Start Information supplied
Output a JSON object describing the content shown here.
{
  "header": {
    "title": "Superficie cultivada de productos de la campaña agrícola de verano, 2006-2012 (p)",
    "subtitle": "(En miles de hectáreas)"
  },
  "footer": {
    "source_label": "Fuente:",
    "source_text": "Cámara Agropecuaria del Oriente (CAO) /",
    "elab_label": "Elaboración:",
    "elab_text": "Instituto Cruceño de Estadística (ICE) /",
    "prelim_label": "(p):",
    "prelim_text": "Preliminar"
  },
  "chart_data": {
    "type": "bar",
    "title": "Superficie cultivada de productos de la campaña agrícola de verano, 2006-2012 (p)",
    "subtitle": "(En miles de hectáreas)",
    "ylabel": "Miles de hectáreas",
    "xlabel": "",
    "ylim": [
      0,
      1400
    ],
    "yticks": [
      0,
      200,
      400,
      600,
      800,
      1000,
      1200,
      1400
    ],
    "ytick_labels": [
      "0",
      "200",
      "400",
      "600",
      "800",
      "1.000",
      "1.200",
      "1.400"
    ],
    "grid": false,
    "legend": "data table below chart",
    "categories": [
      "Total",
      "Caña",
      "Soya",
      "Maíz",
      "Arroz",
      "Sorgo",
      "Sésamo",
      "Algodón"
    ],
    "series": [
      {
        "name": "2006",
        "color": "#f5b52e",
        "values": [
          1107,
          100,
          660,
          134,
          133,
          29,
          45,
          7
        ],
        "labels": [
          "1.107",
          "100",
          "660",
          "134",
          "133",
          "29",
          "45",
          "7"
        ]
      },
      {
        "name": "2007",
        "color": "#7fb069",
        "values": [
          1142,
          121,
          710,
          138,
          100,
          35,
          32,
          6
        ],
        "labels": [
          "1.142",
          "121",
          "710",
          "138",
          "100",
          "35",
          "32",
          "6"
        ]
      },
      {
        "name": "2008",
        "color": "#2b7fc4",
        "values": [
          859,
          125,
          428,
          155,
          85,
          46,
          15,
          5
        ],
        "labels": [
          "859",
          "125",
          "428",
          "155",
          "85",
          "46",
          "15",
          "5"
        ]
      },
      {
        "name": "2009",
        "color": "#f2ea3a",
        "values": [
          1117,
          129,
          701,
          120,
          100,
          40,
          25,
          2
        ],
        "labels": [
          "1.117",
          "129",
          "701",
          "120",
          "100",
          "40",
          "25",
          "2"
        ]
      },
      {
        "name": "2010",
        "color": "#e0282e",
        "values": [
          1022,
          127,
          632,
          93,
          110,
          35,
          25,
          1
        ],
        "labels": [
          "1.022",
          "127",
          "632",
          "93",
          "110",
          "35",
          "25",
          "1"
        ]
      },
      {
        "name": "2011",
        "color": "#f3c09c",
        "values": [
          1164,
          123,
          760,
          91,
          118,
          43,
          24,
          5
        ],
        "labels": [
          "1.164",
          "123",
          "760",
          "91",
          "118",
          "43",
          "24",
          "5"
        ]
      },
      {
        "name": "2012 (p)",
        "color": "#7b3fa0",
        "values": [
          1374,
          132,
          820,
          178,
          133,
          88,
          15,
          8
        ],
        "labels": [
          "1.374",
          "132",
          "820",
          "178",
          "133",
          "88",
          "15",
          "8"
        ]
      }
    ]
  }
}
End Information supplied
What to do:
Extract the complete data, matching each line exactly.

Solution for this problem:
Output a JSON object describing the content shown here.
{
  "header": {
    "title": "Superficie cultivada de productos de la campaña agrícola de verano, 2006-2012 (p)",
    "subtitle": "(En miles de hectáreas)"
  },
  "footer": {
    "source_label": "Fuente:",
    "source_text": "Cámara Agropecuaria del Oriente (CAO) /",
    "elab_label": "Elaboración:",
    "elab_text": "Instituto Cruceño de Estadística (ICE) /",
    "prelim_label": "(p):",
    "prelim_text": "Preliminar"
  },
  "chart_data": {
    "type": "bar",
    "title": "Superficie cultivada de productos de la campaña agrícola de verano, 2006-2012 (p)",
    "subtitle": "(En miles de hectáreas)",
    "ylabel": "Miles de hectáreas",
    "xlabel": "",
    "ylim": [
      0,
      1400
    ],
    "yticks": [
      0,
      200,
      400,
      600,
      800,
      1000,
      1200,
      1400
    ],
    "ytick_labels": [
      "0",
      "200",
      "400",
      "600",
      "800",
      "1.000",
      "1.200",
      "1.400"
    ],
    "grid": false,
    "legend": "data table below chart",
    "categories": [
      "Total",
      "Caña",
      "Soya",
      "Maíz",
      "Arroz",
      "Sorgo",
      "Sésamo",
      "Algodón"
    ],
    "series": [
      {
        "name": "2006",
        "color": "#f5b52e",
        "values": [
          1107,
          100,
          660,
          134,
          133,
          29,
          45,
          7
        ],
        "labels": [
          "1.107",
          "100",
          "660",
          "134",
          "133",
          "29",
          "45",
          "7"
        ]
      },
      {
        "name": "2007",
        "color": "#7fb069",
        "values": [
          1142,
          121,
          710,
          138,
          100,
          35,
          32,
          6
        ],
        "labels": [
          "1.142",
          "121",
          "710",
          "138",
          "100",
          "35",
          "32",
          "6"
        ]
      },
      {
        "name": "2008",
        "color": "#2b7fc4",
        "values": [
          859,
          125,
          428,
          155,
          85,
          46,
          15,
          5
        ],
        "labels": [
          "859",
          "125",
          "428",
          "155",
          "85",
          "46",
          "15",
          "5"
        ]
      },
      {
        "name": "2009",
        "color": "#f2ea3a",
        "values": [
          1117,
          129,
          701,
          120,
          100,
          40,
          25,
          2
        ],
        "labels": [
          "1.117",
          "129",
          "701",
          "120",
          "100",
          "40",
          "25",
          "2"
        ]
      },
      {
        "name": "2010",
        "color": "#e0282e",
        "values": [
          1022,
          127,
          632,
          93,
          110,
          35,
          25,
          1
        ],
        "labels": [
          "1.022",
          "127",
          "632",
          "93",
          "110",
          "35",
          "25",
          "1"
        ]
      },
      {
        "name": "2011",
        "color": "#f3c09c",
        "values": [
          1164,
          123,
          760,
          91,
          118,
          43,
          24,
          5
        ],
        "labels": [
          "1.164",
          "123",
          "760",
          "91",
          "118",
          "43",
          "24",
          "5"
        ]
      },
      {
        "name": "2012 (p)",
        "color": "#7b3fa0",
        "values": [
          1374,
          132,
          820,
          178,
          133,
          88,
          15,
          8
        ],
        "labels": [
          "1.374",
          "132",
          "820",
          "178",
          "133",
          "88",
          "15",
          "8"
        ]
      }
    ]
  }
}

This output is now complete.